THE TASK: Copy every line of the data exactly, leaving nothing out.

INPUT:
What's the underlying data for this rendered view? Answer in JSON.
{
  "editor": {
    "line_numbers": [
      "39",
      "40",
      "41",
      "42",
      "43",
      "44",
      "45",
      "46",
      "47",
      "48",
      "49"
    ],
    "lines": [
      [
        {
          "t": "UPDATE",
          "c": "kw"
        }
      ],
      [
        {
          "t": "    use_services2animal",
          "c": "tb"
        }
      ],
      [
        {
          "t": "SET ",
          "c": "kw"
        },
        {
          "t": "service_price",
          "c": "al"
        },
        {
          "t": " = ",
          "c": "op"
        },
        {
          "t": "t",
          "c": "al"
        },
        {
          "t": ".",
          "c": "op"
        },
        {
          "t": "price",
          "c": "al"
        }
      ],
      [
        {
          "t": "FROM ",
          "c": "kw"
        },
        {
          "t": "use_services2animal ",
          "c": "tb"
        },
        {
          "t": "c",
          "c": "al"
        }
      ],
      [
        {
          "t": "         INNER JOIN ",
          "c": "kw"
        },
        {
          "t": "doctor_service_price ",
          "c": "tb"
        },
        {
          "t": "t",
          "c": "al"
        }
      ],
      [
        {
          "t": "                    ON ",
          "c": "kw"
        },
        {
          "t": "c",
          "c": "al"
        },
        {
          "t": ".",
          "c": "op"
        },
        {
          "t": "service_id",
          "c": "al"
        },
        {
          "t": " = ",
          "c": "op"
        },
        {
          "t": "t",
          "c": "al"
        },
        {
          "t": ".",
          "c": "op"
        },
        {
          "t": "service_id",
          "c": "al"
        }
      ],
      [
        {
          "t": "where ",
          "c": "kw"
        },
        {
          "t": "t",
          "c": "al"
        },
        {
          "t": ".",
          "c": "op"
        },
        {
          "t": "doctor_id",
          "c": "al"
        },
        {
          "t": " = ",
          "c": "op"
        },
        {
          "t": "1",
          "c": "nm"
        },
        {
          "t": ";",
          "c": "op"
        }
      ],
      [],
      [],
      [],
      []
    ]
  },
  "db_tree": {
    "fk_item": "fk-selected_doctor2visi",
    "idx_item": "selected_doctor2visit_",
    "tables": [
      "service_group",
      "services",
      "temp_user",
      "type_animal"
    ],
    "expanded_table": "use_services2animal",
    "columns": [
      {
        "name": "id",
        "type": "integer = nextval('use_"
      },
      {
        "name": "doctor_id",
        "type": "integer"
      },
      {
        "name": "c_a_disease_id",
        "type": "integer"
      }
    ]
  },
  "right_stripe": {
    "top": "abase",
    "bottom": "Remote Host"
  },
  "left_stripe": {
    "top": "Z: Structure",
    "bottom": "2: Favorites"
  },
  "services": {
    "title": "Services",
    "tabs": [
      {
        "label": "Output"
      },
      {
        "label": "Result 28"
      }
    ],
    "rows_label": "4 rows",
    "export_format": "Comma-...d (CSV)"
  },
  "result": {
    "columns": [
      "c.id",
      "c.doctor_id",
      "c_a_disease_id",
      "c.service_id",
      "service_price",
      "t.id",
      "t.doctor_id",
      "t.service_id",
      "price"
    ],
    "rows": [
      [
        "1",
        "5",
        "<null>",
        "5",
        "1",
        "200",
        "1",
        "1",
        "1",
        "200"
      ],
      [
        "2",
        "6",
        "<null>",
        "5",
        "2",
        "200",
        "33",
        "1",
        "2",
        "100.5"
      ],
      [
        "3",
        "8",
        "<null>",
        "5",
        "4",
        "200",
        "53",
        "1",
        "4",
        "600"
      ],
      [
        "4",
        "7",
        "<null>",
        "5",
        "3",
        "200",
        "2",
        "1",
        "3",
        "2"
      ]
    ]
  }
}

WRITTEN RESPONSE:
What's the underlying data for this rendered view? Answer in JSON.
{
  "editor": {
    "line_numbers": [
      "39",
      "40",
      "41",
      "42",
      "43",
      "44",
      "45",
      "46",
      "47",
      "48",
      "49"
    ],
    "lines": [
      [
        {
          "t": "UPDATE",
          "c": "kw"
        }
      ],
      [
        {
          "t": "    use_services2animal",
          "c": "tb"
        }
      ],
      [
        {
          "t": "SET ",
          "c": "kw"
        },
        {
          "t": "service_price",
          "c": "al"
        },
        {
          "t": " = ",
          "c": "op"
        },
        {
          "t": "t",
          "c": "al"
        },
        {
          "t": ".",
          "c": "op"
        },
        {
          "t": "price",
          "c": "al"
        }
      ],
      [
        {
          "t": "FROM ",
          "c": "kw"
        },
        {
          "t": "use_services2animal ",
          "c": "tb"
        },
        {
          "t": "c",
          "c": "al"
        }
      ],
      [
        {
          "t": "         INNER JOIN ",
          "c": "kw"
        },
        {
          "t": "doctor_service_price ",
          "c": "tb"
        },
        {
          "t": "t",
          "c": "al"
        }
      ],
      [
        {
          "t": "                    ON ",
          "c": "kw"
        },
        {
          "t": "c",
          "c": "al"
        },
        {
          "t": ".",
          "c": "op"
        },
        {
          "t": "service_id",
          "c": "al"
        },
        {
          "t": " = ",
          "c": "op"
        },
        {
          "t": "t",
          "c": "al"
        },
        {
          "t": ".",
          "c": "op"
        },
        {
          "t": "service_id",
          "c": "al"
        }
      ],
      [
        {
          "t": "where ",
          "c": "kw"
        },
        {
          "t": "t",
          "c": "al"
        },
        {
          "t": ".",
          "c": "op"
        },
        {
          "t": "doctor_id",
          "c": "al"
        },
        {
          "t": " = ",
          "c": "op"
        },
        {
          "t": "1",
          "c": "nm"
        },
        {
          "t": ";",
          "c": "op"
        }
      ],
      [],
      [],
      [],
      []
    ]
  },
  "db_tree": {
    "fk_item": "fk-selected_doctor2visi",
    "idx_item": "selected_doctor2visit_",
    "tables": [
      "service_group",
      "services",
      "temp_user",
      "type_animal"
    ],
    "expanded_table": "use_services2animal",
    "columns": [
      {
        "name": "id",
        "type": "integer = nextval('use_"
      },
      {
        "name": "doctor_id",
        "type": "integer"
      },
      {
        "name": "c_a_disease_id",
        "type": "integer"
      }
    ]
  },
  "right_stripe": {
    "top": "abase",
    "bottom": "Remote Host"
  },
  "left_stripe": {
    "top": "Z: Structure",
    "bottom": "2: Favorites"
  },
  "services": {
    "title": "Services",
    "tabs": [
      {
        "label": "Output"
      },
      {
        "label": "Result 28"
      }
    ],
    "rows_label": "4 rows",
    "export_format": "Comma-...d (CSV)"
  },
  "result": {
    "columns": [
      "c.id",
      "c.doctor_id",
      "c_a_disease_id",
      "c.service_id",
      "service_price",
      "t.id",
      "t.doctor_id",
      "t.service_id",
      "price"
    ],
    "rows": [
      [
        "1",
        "5",
        "<null>",
        "5",
        "1",
        "200",
        "1",
        "1",
        "1",
        "200"
      ],
      [
        "2",
        "6",
        "<null>",
        "5",
        "2",
        "200",
        "33",
        "1",
        "2",
        "100.5"
      ],
      [
        "3",
        "8",
        "<null>",
        "5",
        "4",
        "200",
        "53",
        "1",
        "4",
        "600"
      ],
      [
        "4",
        "7",
        "<null>",
        "5",
        "3",
        "200",
        "2",
        "1",
        "3",
        "2"
      ]
    ]
  }
}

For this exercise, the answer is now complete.